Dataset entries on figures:
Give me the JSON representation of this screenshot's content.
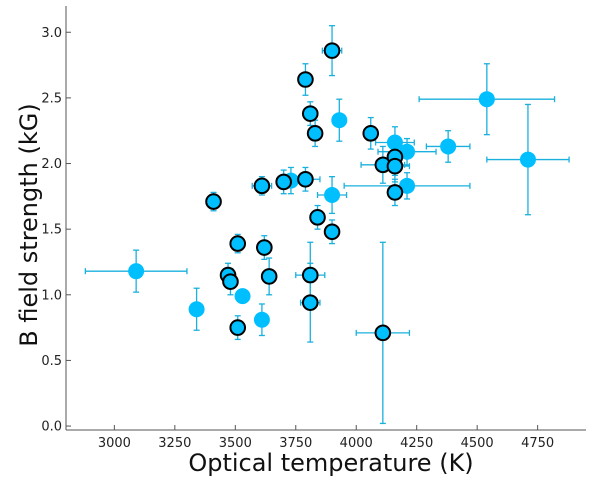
{
  "chart_data": {
    "type": "scatter",
    "title": "",
    "xlabel": "Optical temperature (K)",
    "ylabel": "B field strength (kG)",
    "xlim": [
      2800,
      4950
    ],
    "ylim": [
      -0.03,
      3.2
    ],
    "xticks": [
      3000,
      3250,
      3500,
      3750,
      4000,
      4250,
      4500,
      4750
    ],
    "xtick_labels": [
      "3000",
      "3250",
      "3500",
      "3750",
      "4000",
      "4250",
      "4500",
      "4750"
    ],
    "yticks": [
      0.0,
      0.5,
      1.0,
      1.5,
      2.0,
      2.5,
      3.0
    ],
    "ytick_labels": [
      "0.0",
      "0.5",
      "1.0",
      "1.5",
      "2.0",
      "2.5",
      "3.0"
    ],
    "grid": false,
    "colors": {
      "point": "#00bfff",
      "errorbar": "#1ab0dd",
      "outline": "#000000"
    },
    "series": [
      {
        "style": "filled-no-outline",
        "points": [
          {
            "x": 3090,
            "y": 1.18,
            "xerr": 210,
            "yerr": 0.16
          },
          {
            "x": 3340,
            "y": 0.89,
            "xerr": 0,
            "yerr": 0.16
          },
          {
            "x": 3530,
            "y": 0.99,
            "xerr": 0,
            "yerr": 0
          },
          {
            "x": 3610,
            "y": 0.81,
            "xerr": 0,
            "yerr": 0.12
          },
          {
            "x": 3730,
            "y": 1.87,
            "xerr": 50,
            "yerr": 0.1
          },
          {
            "x": 3900,
            "y": 1.76,
            "xerr": 60,
            "yerr": 0.14
          },
          {
            "x": 3930,
            "y": 2.33,
            "xerr": 0,
            "yerr": 0.16
          },
          {
            "x": 4160,
            "y": 2.16,
            "xerr": 80,
            "yerr": 0.12
          },
          {
            "x": 4210,
            "y": 2.09,
            "xerr": 120,
            "yerr": 0.1
          },
          {
            "x": 4210,
            "y": 1.83,
            "xerr": 260,
            "yerr": 0.1
          },
          {
            "x": 4380,
            "y": 2.13,
            "xerr": 90,
            "yerr": 0.12
          },
          {
            "x": 4540,
            "y": 2.49,
            "xerr": 280,
            "yerr": 0.27
          },
          {
            "x": 4710,
            "y": 2.03,
            "xerr": 170,
            "yerr": 0.42
          }
        ]
      },
      {
        "style": "filled-black-outline",
        "points": [
          {
            "x": 3410,
            "y": 1.71,
            "xerr": 30,
            "yerr": 0.07
          },
          {
            "x": 3470,
            "y": 1.15,
            "xerr": 0,
            "yerr": 0.09
          },
          {
            "x": 3480,
            "y": 1.1,
            "xerr": 0,
            "yerr": 0.1
          },
          {
            "x": 3510,
            "y": 1.39,
            "xerr": 0,
            "yerr": 0.07
          },
          {
            "x": 3510,
            "y": 0.75,
            "xerr": 0,
            "yerr": 0.09
          },
          {
            "x": 3610,
            "y": 1.83,
            "xerr": 40,
            "yerr": 0.07
          },
          {
            "x": 3620,
            "y": 1.36,
            "xerr": 0,
            "yerr": 0.09
          },
          {
            "x": 3640,
            "y": 1.14,
            "xerr": 30,
            "yerr": 0.14
          },
          {
            "x": 3700,
            "y": 1.86,
            "xerr": 0,
            "yerr": 0.09
          },
          {
            "x": 3790,
            "y": 2.64,
            "xerr": 0,
            "yerr": 0.12
          },
          {
            "x": 3790,
            "y": 1.88,
            "xerr": 60,
            "yerr": 0.09
          },
          {
            "x": 3810,
            "y": 2.38,
            "xerr": 0,
            "yerr": 0.09
          },
          {
            "x": 3810,
            "y": 1.15,
            "xerr": 60,
            "yerr": 0.25
          },
          {
            "x": 3810,
            "y": 0.94,
            "xerr": 40,
            "yerr": 0.3
          },
          {
            "x": 3830,
            "y": 2.23,
            "xerr": 0,
            "yerr": 0.1
          },
          {
            "x": 3840,
            "y": 1.59,
            "xerr": 0,
            "yerr": 0.09
          },
          {
            "x": 3900,
            "y": 2.86,
            "xerr": 40,
            "yerr": 0.19
          },
          {
            "x": 3900,
            "y": 1.48,
            "xerr": 0,
            "yerr": 0.09
          },
          {
            "x": 4060,
            "y": 2.23,
            "xerr": 0,
            "yerr": 0.12
          },
          {
            "x": 4110,
            "y": 1.99,
            "xerr": 90,
            "yerr": 0.14
          },
          {
            "x": 4110,
            "y": 0.71,
            "xerr": 110,
            "yerr": 0.69
          },
          {
            "x": 4160,
            "y": 2.05,
            "xerr": 0,
            "yerr": 0.14
          },
          {
            "x": 4160,
            "y": 1.98,
            "xerr": 60,
            "yerr": 0.12
          },
          {
            "x": 4160,
            "y": 1.78,
            "xerr": 0,
            "yerr": 0.1
          }
        ]
      }
    ]
  }
}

What to do - Give every record back exactly as it reads, with no images.

Final result -
Give me the JSON representation of this screenshot's content.
{
  "chart_data": {
    "type": "scatter",
    "title": "",
    "xlabel": "Optical temperature (K)",
    "ylabel": "B field strength (kG)",
    "xlim": [
      2800,
      4950
    ],
    "ylim": [
      -0.03,
      3.2
    ],
    "xticks": [
      3000,
      3250,
      3500,
      3750,
      4000,
      4250,
      4500,
      4750
    ],
    "xtick_labels": [
      "3000",
      "3250",
      "3500",
      "3750",
      "4000",
      "4250",
      "4500",
      "4750"
    ],
    "yticks": [
      0.0,
      0.5,
      1.0,
      1.5,
      2.0,
      2.5,
      3.0
    ],
    "ytick_labels": [
      "0.0",
      "0.5",
      "1.0",
      "1.5",
      "2.0",
      "2.5",
      "3.0"
    ],
    "grid": false,
    "colors": {
      "point": "#00bfff",
      "errorbar": "#1ab0dd",
      "outline": "#000000"
    },
    "series": [
      {
        "style": "filled-no-outline",
        "points": [
          {
            "x": 3090,
            "y": 1.18,
            "xerr": 210,
            "yerr": 0.16
          },
          {
            "x": 3340,
            "y": 0.89,
            "xerr": 0,
            "yerr": 0.16
          },
          {
            "x": 3530,
            "y": 0.99,
            "xerr": 0,
            "yerr": 0
          },
          {
            "x": 3610,
            "y": 0.81,
            "xerr": 0,
            "yerr": 0.12
          },
          {
            "x": 3730,
            "y": 1.87,
            "xerr": 50,
            "yerr": 0.1
          },
          {
            "x": 3900,
            "y": 1.76,
            "xerr": 60,
            "yerr": 0.14
          },
          {
            "x": 3930,
            "y": 2.33,
            "xerr": 0,
            "yerr": 0.16
          },
          {
            "x": 4160,
            "y": 2.16,
            "xerr": 80,
            "yerr": 0.12
          },
          {
            "x": 4210,
            "y": 2.09,
            "xerr": 120,
            "yerr": 0.1
          },
          {
            "x": 4210,
            "y": 1.83,
            "xerr": 260,
            "yerr": 0.1
          },
          {
            "x": 4380,
            "y": 2.13,
            "xerr": 90,
            "yerr": 0.12
          },
          {
            "x": 4540,
            "y": 2.49,
            "xerr": 280,
            "yerr": 0.27
          },
          {
            "x": 4710,
            "y": 2.03,
            "xerr": 170,
            "yerr": 0.42
          }
        ]
      },
      {
        "style": "filled-black-outline",
        "points": [
          {
            "x": 3410,
            "y": 1.71,
            "xerr": 30,
            "yerr": 0.07
          },
          {
            "x": 3470,
            "y": 1.15,
            "xerr": 0,
            "yerr": 0.09
          },
          {
            "x": 3480,
            "y": 1.1,
            "xerr": 0,
            "yerr": 0.1
          },
          {
            "x": 3510,
            "y": 1.39,
            "xerr": 0,
            "yerr": 0.07
          },
          {
            "x": 3510,
            "y": 0.75,
            "xerr": 0,
            "yerr": 0.09
          },
          {
            "x": 3610,
            "y": 1.83,
            "xerr": 40,
            "yerr": 0.07
          },
          {
            "x": 3620,
            "y": 1.36,
            "xerr": 0,
            "yerr": 0.09
          },
          {
            "x": 3640,
            "y": 1.14,
            "xerr": 30,
            "yerr": 0.14
          },
          {
            "x": 3700,
            "y": 1.86,
            "xerr": 0,
            "yerr": 0.09
          },
          {
            "x": 3790,
            "y": 2.64,
            "xerr": 0,
            "yerr": 0.12
          },
          {
            "x": 3790,
            "y": 1.88,
            "xerr": 60,
            "yerr": 0.09
          },
          {
            "x": 3810,
            "y": 2.38,
            "xerr": 0,
            "yerr": 0.09
          },
          {
            "x": 3810,
            "y": 1.15,
            "xerr": 60,
            "yerr": 0.25
          },
          {
            "x": 3810,
            "y": 0.94,
            "xerr": 40,
            "yerr": 0.3
          },
          {
            "x": 3830,
            "y": 2.23,
            "xerr": 0,
            "yerr": 0.1
          },
          {
            "x": 3840,
            "y": 1.59,
            "xerr": 0,
            "yerr": 0.09
          },
          {
            "x": 3900,
            "y": 2.86,
            "xerr": 40,
            "yerr": 0.19
          },
          {
            "x": 3900,
            "y": 1.48,
            "xerr": 0,
            "yerr": 0.09
          },
          {
            "x": 4060,
            "y": 2.23,
            "xerr": 0,
            "yerr": 0.12
          },
          {
            "x": 4110,
            "y": 1.99,
            "xerr": 90,
            "yerr": 0.14
          },
          {
            "x": 4110,
            "y": 0.71,
            "xerr": 110,
            "yerr": 0.69
          },
          {
            "x": 4160,
            "y": 2.05,
            "xerr": 0,
            "yerr": 0.14
          },
          {
            "x": 4160,
            "y": 1.98,
            "xerr": 60,
            "yerr": 0.12
          },
          {
            "x": 4160,
            "y": 1.78,
            "xerr": 0,
            "yerr": 0.1
          }
        ]
      }
    ]
  }
}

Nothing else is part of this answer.